### DÉFIS:
- 1) D'après l'extrait sur l'affaire Sogesco, quel jour M. André a-t-il démissionné ?
- 2) Poursuivez l'extrait sur l'affaire Sogesco à partir de sa dernière phrase.

MOTIFS DE LA DÉCISION
La société Sogesco disposait d'un bureau à Roanne, animé par M. André, salarié et associé - sans pour autant être expert-comptable - assisté de Mmes Motet et Tacher, chargées de mission.
M. André a donné sa démission le 18 novembre 2008, puis ses deux collaboratrices, par courriers rédigés en termes identiques, sauf les détails de leur situation personnelle, le 12 décembre 2008.
Dès lors, la société Sogesco n'a plus disposé d'aucun des moyens affectés au fonctionnement de ce bureau et la société Cadeco, dont le siège est à Paris, a créé à ce moment-là un établissement à Roanne.
En cet état, la société Sogesco considère que M. André a commis des actes de concurrence déloyale et qu'il n'est pas recevable en son argumentaire d'appel.
Mais, d'une part, les parties peuvent, pour justifier en appel les prétentions qu'elles avaient soumises au premier juge, invoquer des moyens nouveaux.
En première instance, M. André faisait valoir qu'il avait quitté la société Sogesco parce que la poursuite des relations de travail était impossible ; si son argumentaire est 'différent', selon l'expression de la société Sogesco, il ne se contredit pas en ajoutant à présent que la clientèle est libre.
D'autre part, sa qualité d'associé de cette société - si même il l'a conservée au-delà de la rupture du contrat de travail - n'interdit pas à M. André de participer à l'activité d'une entreprise concurrente.
La société Sogesco fait cependant valoir, à l'encontre tant de M. André que de la société Cadeco, que les anciens salariés n'ont pu connaître 'leurs clients' que parce qu'ils travaillaient auparavant pour leur ancien employeur, que c'est donc ce dernier qui a, par sa compétence, son savoir-faire et ses investissements, attiré les dits clients et su ensuite les fidéliser, que les salariés n'ont pas eu à réaliser ces investissements dont ils profitent alors sans vergogne, que c'est encore grâce à leur ancien employeur qu'ils connaissent les besoins des clients et les tarifs pratiqués à leur égard, que, de ce fait, ils font l'économie d'un travail de défrichage, de séduction, de communication, d'adaptation, ce qui leur confère un avantage indu faussant nécessairement le libre jeu de la concurrence et qu'on ne voit pas quels autres procédés déloyaux pourraient être mis en évidence.

### SUPPORT PRÉSENTÉ:
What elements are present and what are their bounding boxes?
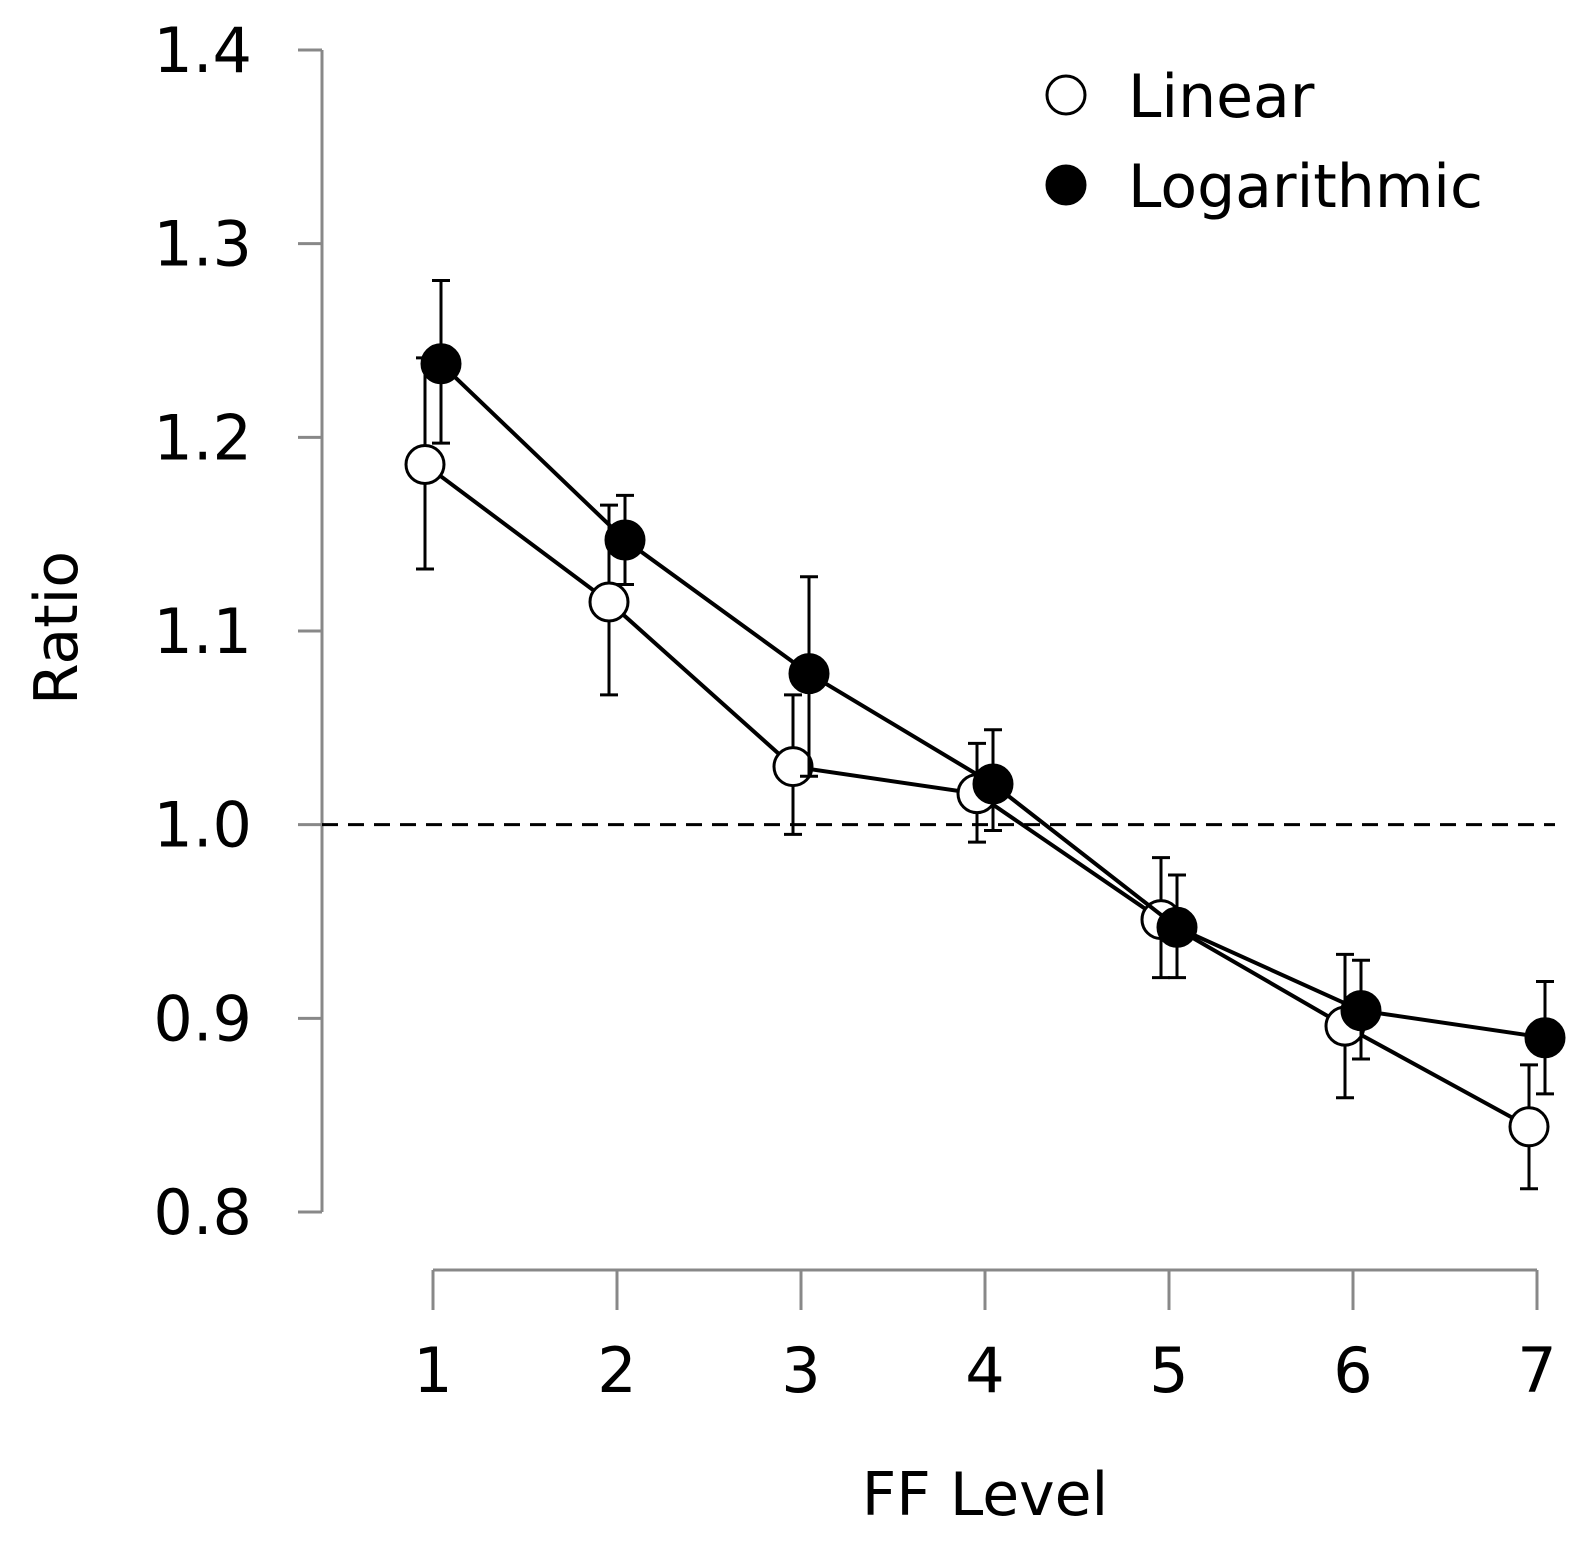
- y-axis: 0.8 0.9 1.0 1.1 1.2 1.3 1.4: [153, 14, 324, 1249]
- series-layer: [404, 278, 1566, 1191]
- x-tick-label: 1: [413, 1334, 452, 1407]
- data-point: [1156, 906, 1198, 948]
- x-tick-label: 3: [781, 1334, 820, 1407]
- legend-label-logarithmic: Logarithmic: [1128, 152, 1483, 222]
- series-line: [439, 362, 1546, 1040]
- data-point: [1340, 990, 1382, 1032]
- y-tick-label: 1.0: [153, 789, 252, 862]
- series-logarithmic: [420, 278, 1566, 1096]
- data-point: [772, 746, 814, 788]
- legend-marker-linear: [1045, 74, 1087, 116]
- y-tick-label: 1.1: [153, 595, 252, 668]
- legend-marker-logarithmic: [1045, 164, 1087, 206]
- y-axis-title: Ratio: [22, 551, 92, 705]
- y-tick-label: 1.2: [153, 401, 252, 474]
- data-point: [420, 343, 462, 385]
- x-tick-label: 5: [1149, 1334, 1188, 1407]
- x-tick-label: 6: [1333, 1334, 1372, 1407]
- data-point: [788, 653, 830, 695]
- data-point: [588, 581, 630, 623]
- x-tick-label: 2: [597, 1334, 636, 1407]
- data-point: [604, 519, 646, 561]
- y-tick-label: 1.3: [153, 208, 252, 281]
- x-axis: 1 2 3 4 5 6 7: [413, 1268, 1557, 1407]
- y-tick-label: 0.8: [153, 1176, 252, 1249]
- legend-label-linear: Linear: [1128, 62, 1315, 132]
- x-tick-label: 4: [965, 1334, 1004, 1407]
- data-point: [972, 763, 1014, 805]
- x-tick-label: 7: [1517, 1334, 1556, 1407]
- x-axis-title: FF Level: [862, 1460, 1108, 1530]
- y-tick-label: 0.9: [153, 982, 252, 1055]
- data-point: [404, 443, 446, 485]
- data-point: [1524, 1017, 1566, 1059]
- legend: Linear Logarithmic: [1045, 62, 1483, 222]
- y-tick-label: 1.4: [153, 14, 252, 87]
- data-point: [1508, 1106, 1550, 1148]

### RÉPONSES DANS L'ORDRE:
- 1) Le 18 novembre 2008.

- 2)
Elle ajoute que chaque dossier de concurrence déloyale est un cas particulier et qu'en matière de responsabilité délictuelle, le juge peut fonder sa décision sur un faisceau d'indices et de présomptions.
Mais l'action en concurrence déloyale suppose la preuve de l'accomplissement d'actes fautifs positifs et caractérisés.
Or, la clientèle est libre et le seul fait que plusieurs clients de la société Sogesco ont rejoint la société Cadeco n'implique pas l'existence de manœuvres de la part de cette dernière.
La société Sogesco se borne par ailleurs à de pures allégations, selon lesquelles la société Cadeco aurait profité de la connaissance qu'avait M. André des tarifs qu'elle pratiquait pour proposer des prestations à moindre coût, notamment auprès du comité central d'entreprise d'ABB France.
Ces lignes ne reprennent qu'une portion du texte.